■ **EXERCISE**
Write out the material again word for word, dropping any images it holds.

■ **GIVEN RECORDS**
+===+

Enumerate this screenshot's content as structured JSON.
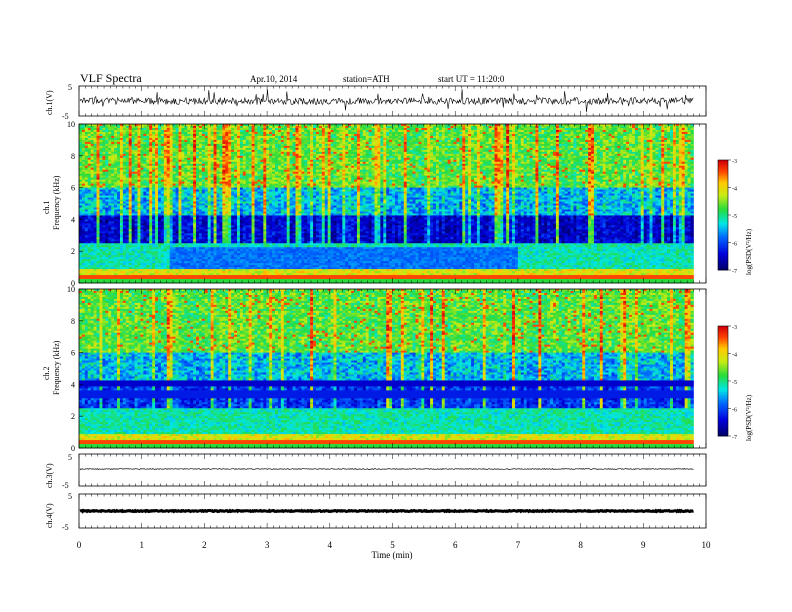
{
  "header": {
    "title": "VLF Spectra",
    "date": "Apr.10, 2014",
    "station": "station=ATH",
    "start": "start  UT =   11:20:0"
  },
  "chart_data": [
    {
      "type": "line",
      "panel": "ch1",
      "ylabel": "ch.1(V)",
      "ylim": [
        -5,
        5
      ],
      "yticks": [
        "5",
        "-5"
      ],
      "description_seed": 11,
      "amplitude": 1.2,
      "style": "noisy"
    },
    {
      "type": "heatmap",
      "panel": "ch1-spectrum",
      "ylabel_lines": [
        "ch.1",
        "Frequency (kHz)"
      ],
      "ylim": [
        0,
        10
      ],
      "yticks": [
        "0",
        "2",
        "4",
        "6",
        "8",
        "10"
      ],
      "seed": 23,
      "colorbar": {
        "label": "log(PSD(V²/Hz)",
        "ticks": [
          "-3",
          "-4",
          "-5",
          "-6",
          "-7"
        ],
        "range": [
          -7,
          -3
        ]
      }
    },
    {
      "type": "heatmap",
      "panel": "ch2-spectrum",
      "ylabel_lines": [
        "ch.2",
        "Frequency (kHz)"
      ],
      "ylim": [
        0,
        10
      ],
      "yticks": [
        "0",
        "2",
        "4",
        "6",
        "8",
        "10"
      ],
      "seed": 57,
      "colorbar": {
        "label": "log(PSD(V²/Hz)",
        "ticks": [
          "-3",
          "-4",
          "-5",
          "-6",
          "-7"
        ],
        "range": [
          -7,
          -3
        ]
      }
    },
    {
      "type": "line",
      "panel": "ch3",
      "ylabel": "ch.3(V)",
      "ylim": [
        -5,
        5
      ],
      "yticks": [
        "5",
        "-5"
      ],
      "style": "flat"
    },
    {
      "type": "line",
      "panel": "ch4",
      "ylabel": "ch.4(V)",
      "ylim": [
        -5,
        5
      ],
      "yticks": [
        "5",
        "-5"
      ],
      "style": "thick"
    }
  ],
  "xaxis": {
    "label": "Time (min)",
    "ticks": [
      "0",
      "1",
      "2",
      "3",
      "4",
      "5",
      "6",
      "7",
      "8",
      "9",
      "10"
    ],
    "xlim": [
      0,
      10
    ],
    "data_end": 9.8
  }
}
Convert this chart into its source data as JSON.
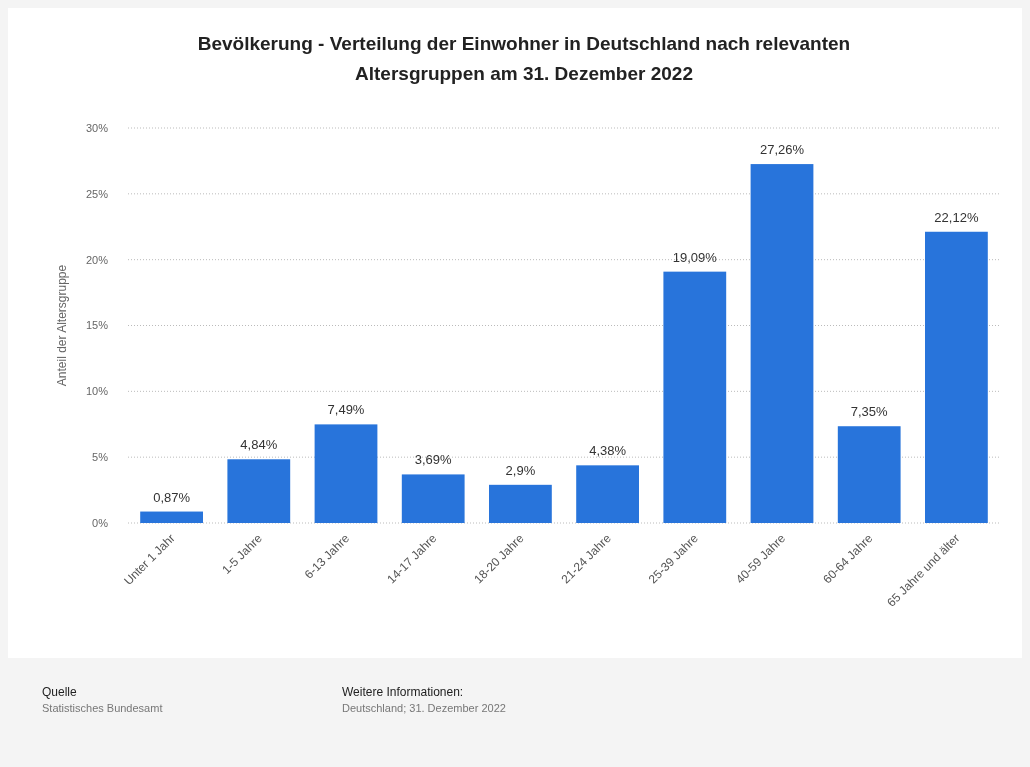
{
  "chart_data": {
    "type": "bar",
    "title": "Bevölkerung - Verteilung der Einwohner in Deutschland nach relevanten Altersgruppen am 31. Dezember 2022",
    "ylabel": "Anteil der Altersgruppe",
    "categories": [
      "Unter 1 Jahr",
      "1-5 Jahre",
      "6-13 Jahre",
      "14-17 Jahre",
      "18-20 Jahre",
      "21-24 Jahre",
      "25-39 Jahre",
      "40-59 Jahre",
      "60-64 Jahre",
      "65 Jahre und älter"
    ],
    "values": [
      0.87,
      4.84,
      7.49,
      3.69,
      2.9,
      4.38,
      19.09,
      27.26,
      7.35,
      22.12
    ],
    "value_labels": [
      "0,87%",
      "4,84%",
      "7,49%",
      "3,69%",
      "2,9%",
      "4,38%",
      "19,09%",
      "27,26%",
      "7,35%",
      "22,12%"
    ],
    "color": "#2874db",
    "ylim": [
      0,
      30
    ],
    "yticks": [
      {
        "value": 0,
        "label": "0%"
      },
      {
        "value": 5,
        "label": "5%"
      },
      {
        "value": 10,
        "label": "10%"
      },
      {
        "value": 15,
        "label": "15%"
      },
      {
        "value": 20,
        "label": "20%"
      },
      {
        "value": 25,
        "label": "25%"
      },
      {
        "value": 30,
        "label": "30%"
      }
    ],
    "grid": "y",
    "annotations": [
      "Quelle",
      "Statistisches Bundesamt",
      "Weitere Informationen:",
      "Deutschland; 31. Dezember 2022"
    ]
  }
}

+===+

■ **COMPLETED EXERCISE**
Enumerate this screenshot's content as structured JSON.
{
  "header": {
    "title": "VLF Spectra",
    "date": "Apr.10, 2014",
    "station": "station=ATH",
    "start": "start  UT =   11:20:0"
  },
  "chart_data": [
    {
      "type": "line",
      "panel": "ch1",
      "ylabel": "ch.1(V)",
      "ylim": [
        -5,
        5
      ],
      "yticks": [
        "5",
        "-5"
      ],
      "description_seed": 11,
      "amplitude": 1.2,
      "style": "noisy"
    },
    {
      "type": "heatmap",
      "panel": "ch1-spectrum",
      "ylabel_lines": [
        "ch.1",
        "Frequency (kHz)"
      ],
      "ylim": [
        0,
        10
      ],
      "yticks": [
        "0",
        "2",
        "4",
        "6",
        "8",
        "10"
      ],
      "seed": 23,
      "colorbar": {
        "label": "log(PSD(V²/Hz)",
        "ticks": [
          "-3",
          "-4",
          "-5",
          "-6",
          "-7"
        ],
        "range": [
          -7,
          -3
        ]
      }
    },
    {
      "type": "heatmap",
      "panel": "ch2-spectrum",
      "ylabel_lines": [
        "ch.2",
        "Frequency (kHz)"
      ],
      "ylim": [
        0,
        10
      ],
      "yticks": [
        "0",
        "2",
        "4",
        "6",
        "8",
        "10"
      ],
      "seed": 57,
      "colorbar": {
        "label": "log(PSD(V²/Hz)",
        "ticks": [
          "-3",
          "-4",
          "-5",
          "-6",
          "-7"
        ],
        "range": [
          -7,
          -3
        ]
      }
    },
    {
      "type": "line",
      "panel": "ch3",
      "ylabel": "ch.3(V)",
      "ylim": [
        -5,
        5
      ],
      "yticks": [
        "5",
        "-5"
      ],
      "style": "flat"
    },
    {
      "type": "line",
      "panel": "ch4",
      "ylabel": "ch.4(V)",
      "ylim": [
        -5,
        5
      ],
      "yticks": [
        "5",
        "-5"
      ],
      "style": "thick"
    }
  ],
  "xaxis": {
    "label": "Time (min)",
    "ticks": [
      "0",
      "1",
      "2",
      "3",
      "4",
      "5",
      "6",
      "7",
      "8",
      "9",
      "10"
    ],
    "xlim": [
      0,
      10
    ],
    "data_end": 9.8
  }
}
Convert this chart into its source data as JSON.
{
  "chart_data": {
    "type": "bar",
    "title": "Bevölkerung - Verteilung der Einwohner in Deutschland nach relevanten Altersgruppen am 31. Dezember 2022",
    "ylabel": "Anteil der Altersgruppe",
    "categories": [
      "Unter 1 Jahr",
      "1-5 Jahre",
      "6-13 Jahre",
      "14-17 Jahre",
      "18-20 Jahre",
      "21-24 Jahre",
      "25-39 Jahre",
      "40-59 Jahre",
      "60-64 Jahre",
      "65 Jahre und älter"
    ],
    "values": [
      0.87,
      4.84,
      7.49,
      3.69,
      2.9,
      4.38,
      19.09,
      27.26,
      7.35,
      22.12
    ],
    "value_labels": [
      "0,87%",
      "4,84%",
      "7,49%",
      "3,69%",
      "2,9%",
      "4,38%",
      "19,09%",
      "27,26%",
      "7,35%",
      "22,12%"
    ],
    "color": "#2874db",
    "ylim": [
      0,
      30
    ],
    "yticks": [
      {
        "value": 0,
        "label": "0%"
      },
      {
        "value": 5,
        "label": "5%"
      },
      {
        "value": 10,
        "label": "10%"
      },
      {
        "value": 15,
        "label": "15%"
      },
      {
        "value": 20,
        "label": "20%"
      },
      {
        "value": 25,
        "label": "25%"
      },
      {
        "value": 30,
        "label": "30%"
      }
    ],
    "grid": "y",
    "annotations": [
      "Quelle",
      "Statistisches Bundesamt",
      "Weitere Informationen:",
      "Deutschland; 31. Dezember 2022"
    ]
  }
}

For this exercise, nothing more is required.